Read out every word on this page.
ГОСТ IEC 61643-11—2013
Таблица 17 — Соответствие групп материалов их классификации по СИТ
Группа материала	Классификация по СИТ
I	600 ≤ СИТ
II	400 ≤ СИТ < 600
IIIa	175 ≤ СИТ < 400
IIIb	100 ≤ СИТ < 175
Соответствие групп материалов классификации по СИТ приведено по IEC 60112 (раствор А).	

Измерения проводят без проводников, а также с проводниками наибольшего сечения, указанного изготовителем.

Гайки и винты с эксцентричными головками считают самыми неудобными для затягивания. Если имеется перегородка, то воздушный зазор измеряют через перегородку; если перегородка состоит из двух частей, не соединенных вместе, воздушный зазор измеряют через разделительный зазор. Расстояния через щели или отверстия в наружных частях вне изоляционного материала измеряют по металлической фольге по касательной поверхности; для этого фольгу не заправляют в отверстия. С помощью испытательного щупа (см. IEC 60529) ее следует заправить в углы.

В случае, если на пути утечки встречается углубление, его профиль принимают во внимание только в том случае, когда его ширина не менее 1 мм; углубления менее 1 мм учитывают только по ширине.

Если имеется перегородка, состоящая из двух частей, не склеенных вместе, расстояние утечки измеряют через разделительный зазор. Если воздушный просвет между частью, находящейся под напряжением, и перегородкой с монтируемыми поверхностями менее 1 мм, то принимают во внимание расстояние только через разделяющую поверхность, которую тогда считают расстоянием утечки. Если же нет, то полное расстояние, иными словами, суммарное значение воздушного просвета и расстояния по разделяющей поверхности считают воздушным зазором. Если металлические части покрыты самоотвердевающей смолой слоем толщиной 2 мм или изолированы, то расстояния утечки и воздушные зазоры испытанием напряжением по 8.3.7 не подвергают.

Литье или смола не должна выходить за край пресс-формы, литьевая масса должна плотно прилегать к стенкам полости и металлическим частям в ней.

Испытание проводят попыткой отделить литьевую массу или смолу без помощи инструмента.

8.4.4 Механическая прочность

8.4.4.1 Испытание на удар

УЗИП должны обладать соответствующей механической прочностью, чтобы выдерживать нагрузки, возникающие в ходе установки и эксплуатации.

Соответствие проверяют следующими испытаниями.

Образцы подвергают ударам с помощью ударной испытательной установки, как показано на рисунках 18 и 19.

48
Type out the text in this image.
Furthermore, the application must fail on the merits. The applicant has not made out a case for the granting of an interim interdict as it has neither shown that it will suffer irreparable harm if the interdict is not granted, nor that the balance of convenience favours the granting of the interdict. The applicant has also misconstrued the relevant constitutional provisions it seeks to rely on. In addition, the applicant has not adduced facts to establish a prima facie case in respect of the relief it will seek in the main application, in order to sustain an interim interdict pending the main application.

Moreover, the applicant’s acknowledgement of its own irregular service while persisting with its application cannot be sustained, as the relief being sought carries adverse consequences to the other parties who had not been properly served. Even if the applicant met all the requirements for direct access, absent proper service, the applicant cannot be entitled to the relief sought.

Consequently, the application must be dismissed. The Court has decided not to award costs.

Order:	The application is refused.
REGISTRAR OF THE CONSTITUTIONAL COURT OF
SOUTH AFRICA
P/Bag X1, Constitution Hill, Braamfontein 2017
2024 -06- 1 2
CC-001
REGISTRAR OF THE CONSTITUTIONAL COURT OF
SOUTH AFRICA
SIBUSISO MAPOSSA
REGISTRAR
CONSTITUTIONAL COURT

--*--

→ **WORK INSTRUCTIONS**
Copy each line of the data above without altering a single character.

→ **COMPLETE RESPONSE**
Read out every word on this page.
ГОСТ IEC 61643-11—2013
Таблица 17 — Соответствие групп материалов их классификации по СИТ
Группа материала	Классификация по СИТ
I	600 ≤ СИТ
II	400 ≤ СИТ < 600
IIIa	175 ≤ СИТ < 400
IIIb	100 ≤ СИТ < 175
Соответствие групп материалов классификации по СИТ приведено по IEC 60112 (раствор А).	

Измерения проводят без проводников, а также с проводниками наибольшего сечения, указанного изготовителем.

Гайки и винты с эксцентричными головками считают самыми неудобными для затягивания. Если имеется перегородка, то воздушный зазор измеряют через перегородку; если перегородка состоит из двух частей, не соединенных вместе, воздушный зазор измеряют через разделительный зазор. Расстояния через щели или отверстия в наружных частях вне изоляционного материала измеряют по металлической фольге по касательной поверхности; для этого фольгу не заправляют в отверстия. С помощью испытательного щупа (см. IEC 60529) ее следует заправить в углы.

В случае, если на пути утечки встречается углубление, его профиль принимают во внимание только в том случае, когда его ширина не менее 1 мм; углубления менее 1 мм учитывают только по ширине.

Если имеется перегородка, состоящая из двух частей, не склеенных вместе, расстояние утечки измеряют через разделительный зазор. Если воздушный просвет между частью, находящейся под напряжением, и перегородкой с монтируемыми поверхностями менее 1 мм, то принимают во внимание расстояние только через разделяющую поверхность, которую тогда считают расстоянием утечки. Если же нет, то полное расстояние, иными словами, суммарное значение воздушного просвета и расстояния по разделяющей поверхности считают воздушным зазором. Если металлические части покрыты самоотвердевающей смолой слоем толщиной 2 мм или изолированы, то расстояния утечки и воздушные зазоры испытанием напряжением по 8.3.7 не подвергают.

Литье или смола не должна выходить за край пресс-формы, литьевая масса должна плотно прилегать к стенкам полости и металлическим частям в ней.

Испытание проводят попыткой отделить литьевую массу или смолу без помощи инструмента.

8.4.4 Механическая прочность

8.4.4.1 Испытание на удар

УЗИП должны обладать соответствующей механической прочностью, чтобы выдерживать нагрузки, возникающие в ходе установки и эксплуатации.

Соответствие проверяют следующими испытаниями.

Образцы подвергают ударам с помощью ударной испытательной установки, как показано на рисунках 18 и 19.

48
Type out the text in this image.
Furthermore, the application must fail on the merits. The applicant has not made out a case for the granting of an interim interdict as it has neither shown that it will suffer irreparable harm if the interdict is not granted, nor that the balance of convenience favours the granting of the interdict. The applicant has also misconstrued the relevant constitutional provisions it seeks to rely on. In addition, the applicant has not adduced facts to establish a prima facie case in respect of the relief it will seek in the main application, in order to sustain an interim interdict pending the main application.

Moreover, the applicant’s acknowledgement of its own irregular service while persisting with its application cannot be sustained, as the relief being sought carries adverse consequences to the other parties who had not been properly served. Even if the applicant met all the requirements for direct access, absent proper service, the applicant cannot be entitled to the relief sought.

Consequently, the application must be dismissed. The Court has decided not to award costs.

Order:	The application is refused.
REGISTRAR OF THE CONSTITUTIONAL COURT OF
SOUTH AFRICA
P/Bag X1, Constitution Hill, Braamfontein 2017
2024 -06- 1 2
CC-001
REGISTRAR OF THE CONSTITUTIONAL COURT OF
SOUTH AFRICA
SIBUSISO MAPOSSA
REGISTRAR
CONSTITUTIONAL COURT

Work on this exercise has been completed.